━━━━━ STORED RECORDS ━━━━━

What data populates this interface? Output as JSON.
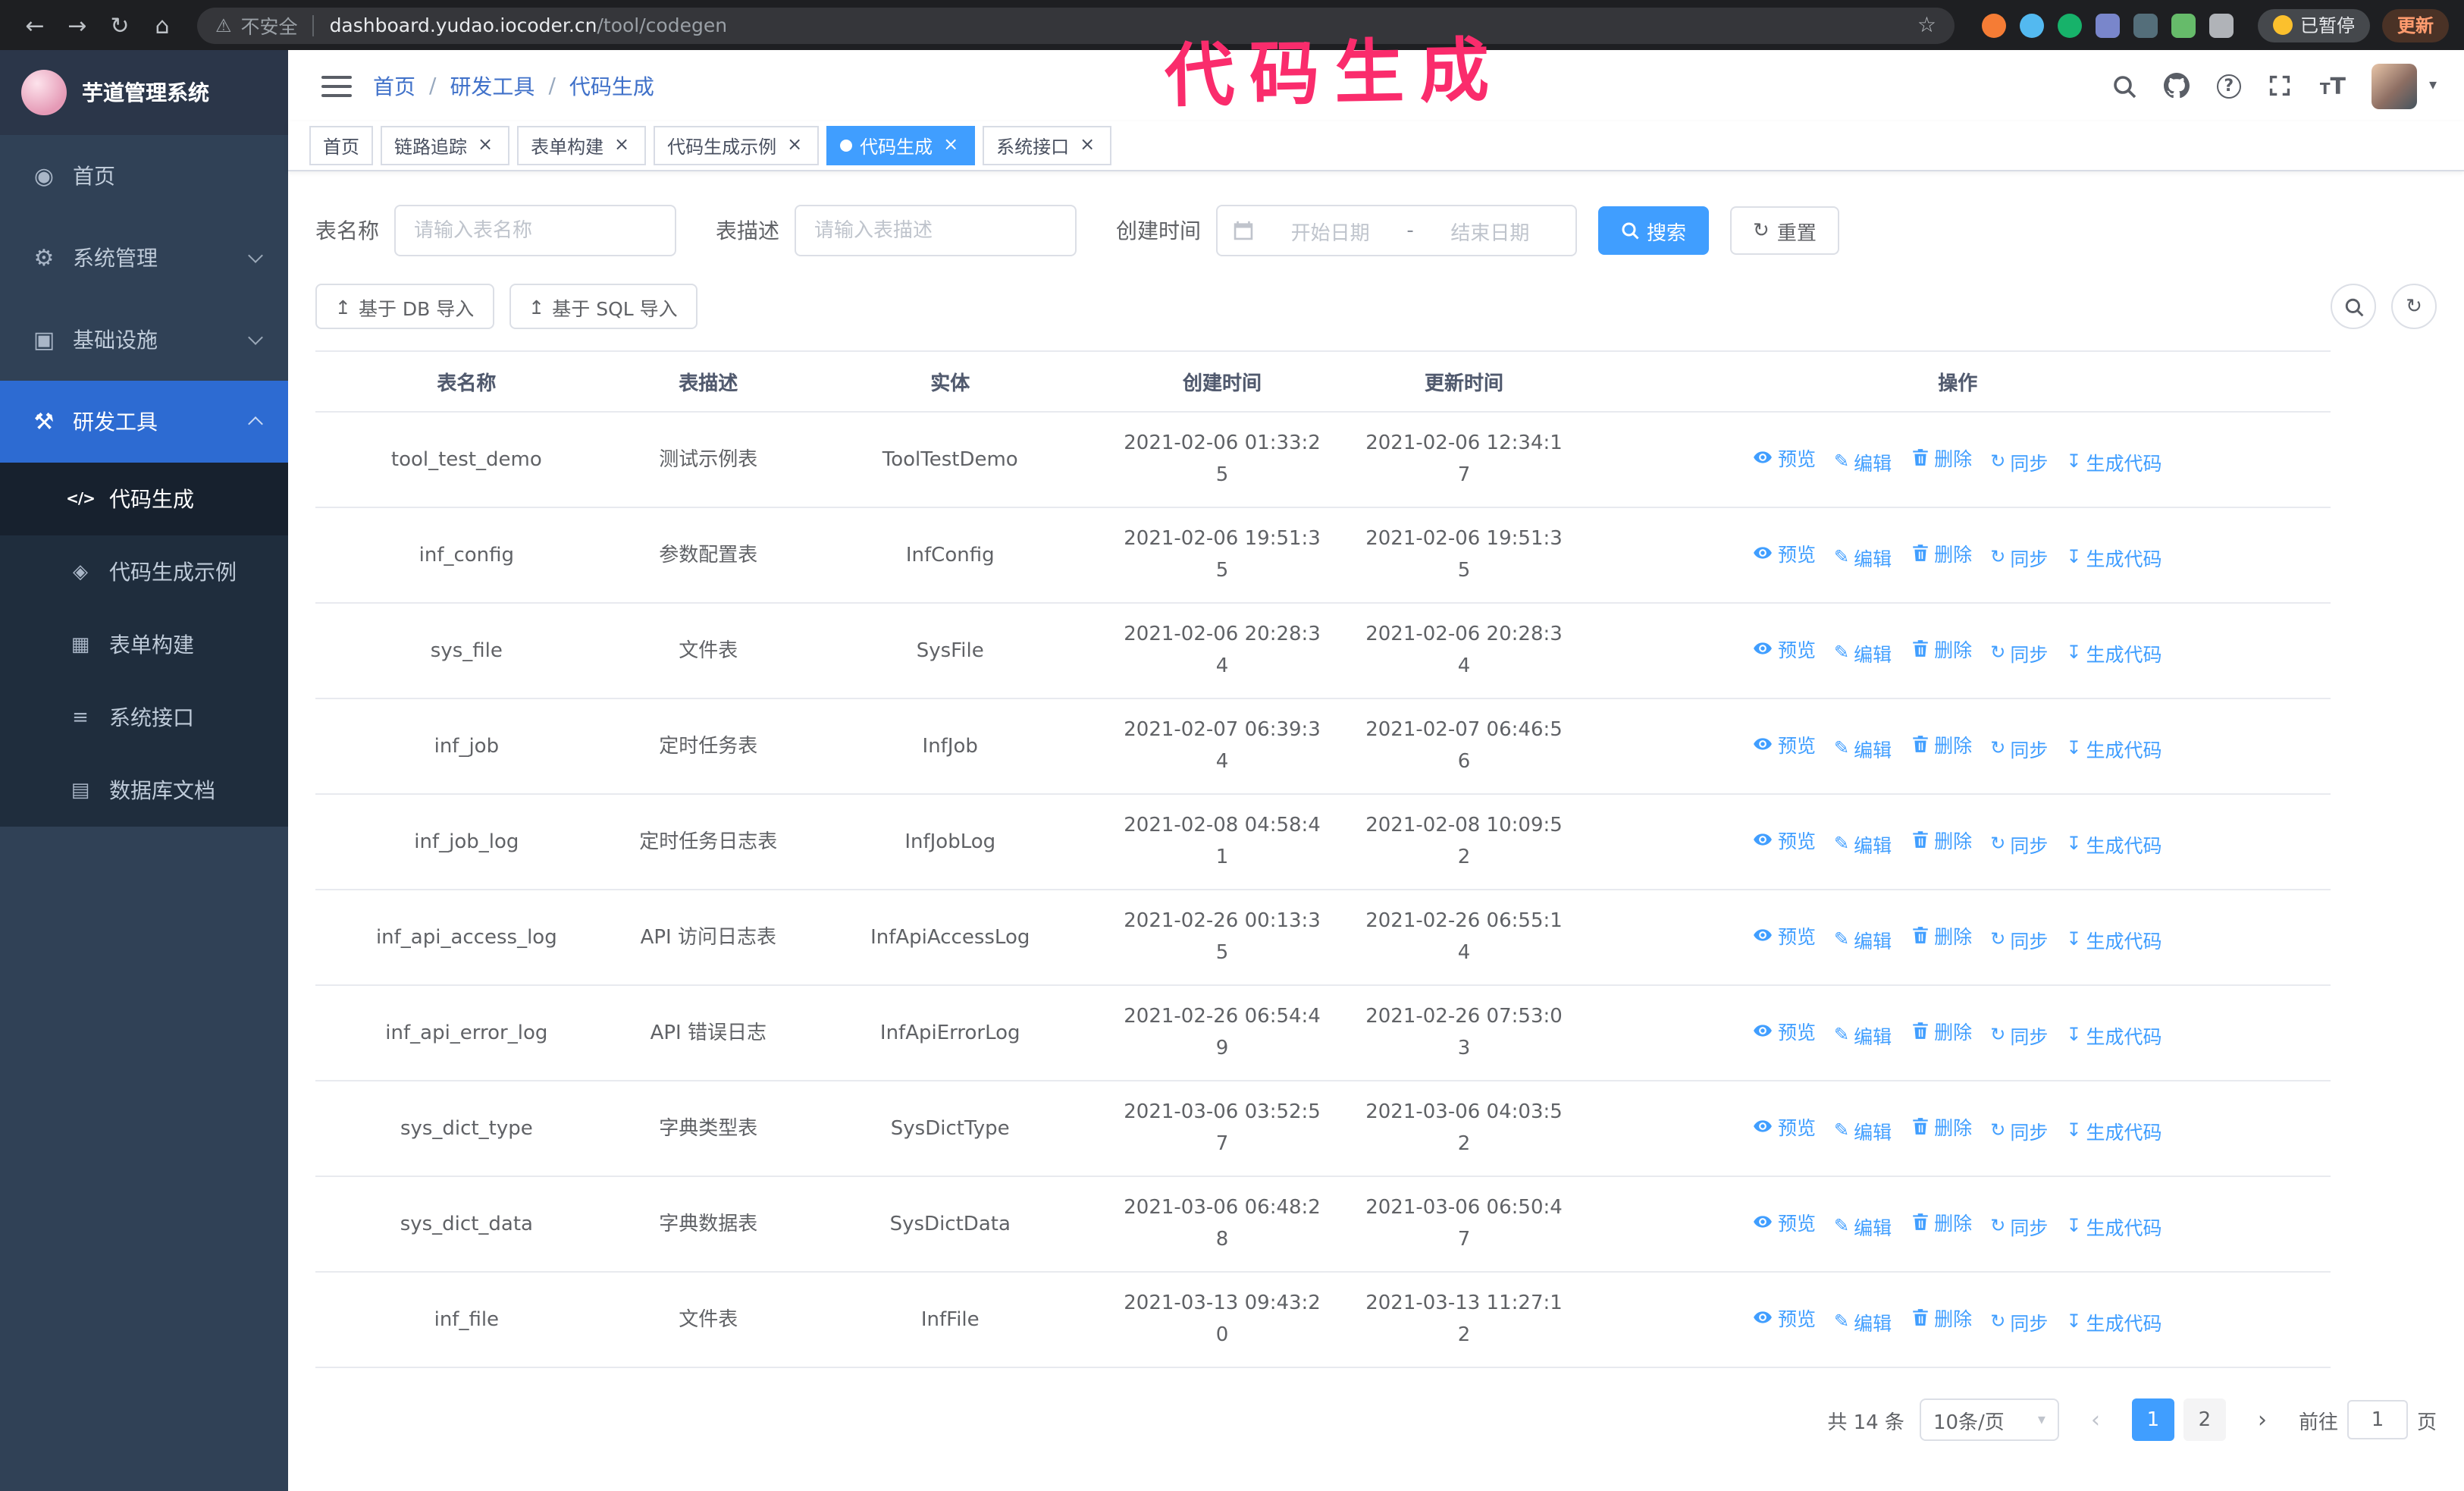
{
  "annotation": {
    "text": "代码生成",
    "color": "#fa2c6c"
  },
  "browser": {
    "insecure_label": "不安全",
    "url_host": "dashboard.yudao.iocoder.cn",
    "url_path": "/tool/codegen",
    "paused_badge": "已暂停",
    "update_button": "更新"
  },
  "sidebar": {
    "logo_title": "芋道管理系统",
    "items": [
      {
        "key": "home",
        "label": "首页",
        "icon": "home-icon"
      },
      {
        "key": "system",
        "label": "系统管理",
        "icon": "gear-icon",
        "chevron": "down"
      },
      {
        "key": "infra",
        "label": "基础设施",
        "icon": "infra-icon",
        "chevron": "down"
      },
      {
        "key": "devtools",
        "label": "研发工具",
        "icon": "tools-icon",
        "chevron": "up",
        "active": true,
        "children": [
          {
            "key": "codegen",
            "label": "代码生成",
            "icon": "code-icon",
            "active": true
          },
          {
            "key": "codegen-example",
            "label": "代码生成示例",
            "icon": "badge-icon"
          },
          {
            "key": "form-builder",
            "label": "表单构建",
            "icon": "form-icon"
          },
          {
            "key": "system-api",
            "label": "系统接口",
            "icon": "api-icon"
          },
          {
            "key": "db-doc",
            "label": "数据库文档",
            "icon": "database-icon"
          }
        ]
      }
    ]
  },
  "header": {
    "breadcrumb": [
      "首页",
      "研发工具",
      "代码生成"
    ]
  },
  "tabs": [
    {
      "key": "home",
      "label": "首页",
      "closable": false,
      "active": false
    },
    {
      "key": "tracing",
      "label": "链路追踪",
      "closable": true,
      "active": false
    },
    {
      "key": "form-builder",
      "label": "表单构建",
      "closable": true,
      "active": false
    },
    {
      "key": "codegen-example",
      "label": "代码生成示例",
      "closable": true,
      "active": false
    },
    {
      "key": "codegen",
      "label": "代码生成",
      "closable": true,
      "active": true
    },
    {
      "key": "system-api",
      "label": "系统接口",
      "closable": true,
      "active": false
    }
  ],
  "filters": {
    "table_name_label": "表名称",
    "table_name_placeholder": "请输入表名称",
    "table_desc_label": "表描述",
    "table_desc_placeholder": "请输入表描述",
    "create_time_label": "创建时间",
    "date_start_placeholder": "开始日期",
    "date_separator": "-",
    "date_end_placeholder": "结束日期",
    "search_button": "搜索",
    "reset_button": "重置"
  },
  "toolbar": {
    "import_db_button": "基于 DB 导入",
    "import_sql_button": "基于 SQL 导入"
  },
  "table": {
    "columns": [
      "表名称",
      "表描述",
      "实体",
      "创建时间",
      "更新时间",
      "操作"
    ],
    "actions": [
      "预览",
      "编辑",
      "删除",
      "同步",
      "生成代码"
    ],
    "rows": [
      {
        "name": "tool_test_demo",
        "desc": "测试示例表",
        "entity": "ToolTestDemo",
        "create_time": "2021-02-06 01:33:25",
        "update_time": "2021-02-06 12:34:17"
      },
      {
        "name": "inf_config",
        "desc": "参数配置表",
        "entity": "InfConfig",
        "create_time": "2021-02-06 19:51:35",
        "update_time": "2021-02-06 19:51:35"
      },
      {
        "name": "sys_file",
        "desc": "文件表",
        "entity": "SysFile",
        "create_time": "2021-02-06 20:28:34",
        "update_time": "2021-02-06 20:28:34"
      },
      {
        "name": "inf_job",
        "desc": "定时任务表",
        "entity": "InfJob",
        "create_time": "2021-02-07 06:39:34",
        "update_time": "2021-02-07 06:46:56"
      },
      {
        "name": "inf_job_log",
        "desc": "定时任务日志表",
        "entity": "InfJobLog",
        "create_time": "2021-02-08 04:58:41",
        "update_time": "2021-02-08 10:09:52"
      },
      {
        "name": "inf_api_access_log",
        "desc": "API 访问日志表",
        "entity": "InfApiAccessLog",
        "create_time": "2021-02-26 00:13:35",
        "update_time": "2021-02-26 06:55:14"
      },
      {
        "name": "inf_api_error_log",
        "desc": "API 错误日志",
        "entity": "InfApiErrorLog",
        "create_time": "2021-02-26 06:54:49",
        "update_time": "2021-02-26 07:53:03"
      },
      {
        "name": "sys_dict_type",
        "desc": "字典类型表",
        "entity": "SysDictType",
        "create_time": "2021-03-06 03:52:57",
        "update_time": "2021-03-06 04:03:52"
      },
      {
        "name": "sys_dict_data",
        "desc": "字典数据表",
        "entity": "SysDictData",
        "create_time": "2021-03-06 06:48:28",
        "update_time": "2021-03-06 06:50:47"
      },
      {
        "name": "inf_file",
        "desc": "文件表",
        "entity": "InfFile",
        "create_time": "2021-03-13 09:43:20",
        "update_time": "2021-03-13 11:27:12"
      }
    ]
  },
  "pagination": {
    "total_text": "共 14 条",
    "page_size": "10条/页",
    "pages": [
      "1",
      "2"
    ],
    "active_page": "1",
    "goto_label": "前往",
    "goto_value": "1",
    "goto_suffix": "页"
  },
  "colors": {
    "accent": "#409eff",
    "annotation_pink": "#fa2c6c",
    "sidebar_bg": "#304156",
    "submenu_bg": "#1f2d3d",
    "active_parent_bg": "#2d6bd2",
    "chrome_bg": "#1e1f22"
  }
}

━━━━━

# [PROBLEM REQUIREMENTS]
Return the material exactly as given, apart from the pictures.

# [CORRECT RESULT]
What data populates this interface? Output as JSON.
{
  "annotation": {
    "text": "代码生成",
    "color": "#fa2c6c"
  },
  "browser": {
    "insecure_label": "不安全",
    "url_host": "dashboard.yudao.iocoder.cn",
    "url_path": "/tool/codegen",
    "paused_badge": "已暂停",
    "update_button": "更新"
  },
  "sidebar": {
    "logo_title": "芋道管理系统",
    "items": [
      {
        "key": "home",
        "label": "首页",
        "icon": "home-icon"
      },
      {
        "key": "system",
        "label": "系统管理",
        "icon": "gear-icon",
        "chevron": "down"
      },
      {
        "key": "infra",
        "label": "基础设施",
        "icon": "infra-icon",
        "chevron": "down"
      },
      {
        "key": "devtools",
        "label": "研发工具",
        "icon": "tools-icon",
        "chevron": "up",
        "active": true,
        "children": [
          {
            "key": "codegen",
            "label": "代码生成",
            "icon": "code-icon",
            "active": true
          },
          {
            "key": "codegen-example",
            "label": "代码生成示例",
            "icon": "badge-icon"
          },
          {
            "key": "form-builder",
            "label": "表单构建",
            "icon": "form-icon"
          },
          {
            "key": "system-api",
            "label": "系统接口",
            "icon": "api-icon"
          },
          {
            "key": "db-doc",
            "label": "数据库文档",
            "icon": "database-icon"
          }
        ]
      }
    ]
  },
  "header": {
    "breadcrumb": [
      "首页",
      "研发工具",
      "代码生成"
    ]
  },
  "tabs": [
    {
      "key": "home",
      "label": "首页",
      "closable": false,
      "active": false
    },
    {
      "key": "tracing",
      "label": "链路追踪",
      "closable": true,
      "active": false
    },
    {
      "key": "form-builder",
      "label": "表单构建",
      "closable": true,
      "active": false
    },
    {
      "key": "codegen-example",
      "label": "代码生成示例",
      "closable": true,
      "active": false
    },
    {
      "key": "codegen",
      "label": "代码生成",
      "closable": true,
      "active": true
    },
    {
      "key": "system-api",
      "label": "系统接口",
      "closable": true,
      "active": false
    }
  ],
  "filters": {
    "table_name_label": "表名称",
    "table_name_placeholder": "请输入表名称",
    "table_desc_label": "表描述",
    "table_desc_placeholder": "请输入表描述",
    "create_time_label": "创建时间",
    "date_start_placeholder": "开始日期",
    "date_separator": "-",
    "date_end_placeholder": "结束日期",
    "search_button": "搜索",
    "reset_button": "重置"
  },
  "toolbar": {
    "import_db_button": "基于 DB 导入",
    "import_sql_button": "基于 SQL 导入"
  },
  "table": {
    "columns": [
      "表名称",
      "表描述",
      "实体",
      "创建时间",
      "更新时间",
      "操作"
    ],
    "actions": [
      "预览",
      "编辑",
      "删除",
      "同步",
      "生成代码"
    ],
    "rows": [
      {
        "name": "tool_test_demo",
        "desc": "测试示例表",
        "entity": "ToolTestDemo",
        "create_time": "2021-02-06 01:33:25",
        "update_time": "2021-02-06 12:34:17"
      },
      {
        "name": "inf_config",
        "desc": "参数配置表",
        "entity": "InfConfig",
        "create_time": "2021-02-06 19:51:35",
        "update_time": "2021-02-06 19:51:35"
      },
      {
        "name": "sys_file",
        "desc": "文件表",
        "entity": "SysFile",
        "create_time": "2021-02-06 20:28:34",
        "update_time": "2021-02-06 20:28:34"
      },
      {
        "name": "inf_job",
        "desc": "定时任务表",
        "entity": "InfJob",
        "create_time": "2021-02-07 06:39:34",
        "update_time": "2021-02-07 06:46:56"
      },
      {
        "name": "inf_job_log",
        "desc": "定时任务日志表",
        "entity": "InfJobLog",
        "create_time": "2021-02-08 04:58:41",
        "update_time": "2021-02-08 10:09:52"
      },
      {
        "name": "inf_api_access_log",
        "desc": "API 访问日志表",
        "entity": "InfApiAccessLog",
        "create_time": "2021-02-26 00:13:35",
        "update_time": "2021-02-26 06:55:14"
      },
      {
        "name": "inf_api_error_log",
        "desc": "API 错误日志",
        "entity": "InfApiErrorLog",
        "create_time": "2021-02-26 06:54:49",
        "update_time": "2021-02-26 07:53:03"
      },
      {
        "name": "sys_dict_type",
        "desc": "字典类型表",
        "entity": "SysDictType",
        "create_time": "2021-03-06 03:52:57",
        "update_time": "2021-03-06 04:03:52"
      },
      {
        "name": "sys_dict_data",
        "desc": "字典数据表",
        "entity": "SysDictData",
        "create_time": "2021-03-06 06:48:28",
        "update_time": "2021-03-06 06:50:47"
      },
      {
        "name": "inf_file",
        "desc": "文件表",
        "entity": "InfFile",
        "create_time": "2021-03-13 09:43:20",
        "update_time": "2021-03-13 11:27:12"
      }
    ]
  },
  "pagination": {
    "total_text": "共 14 条",
    "page_size": "10条/页",
    "pages": [
      "1",
      "2"
    ],
    "active_page": "1",
    "goto_label": "前往",
    "goto_value": "1",
    "goto_suffix": "页"
  },
  "colors": {
    "accent": "#409eff",
    "annotation_pink": "#fa2c6c",
    "sidebar_bg": "#304156",
    "submenu_bg": "#1f2d3d",
    "active_parent_bg": "#2d6bd2",
    "chrome_bg": "#1e1f22"
  }
}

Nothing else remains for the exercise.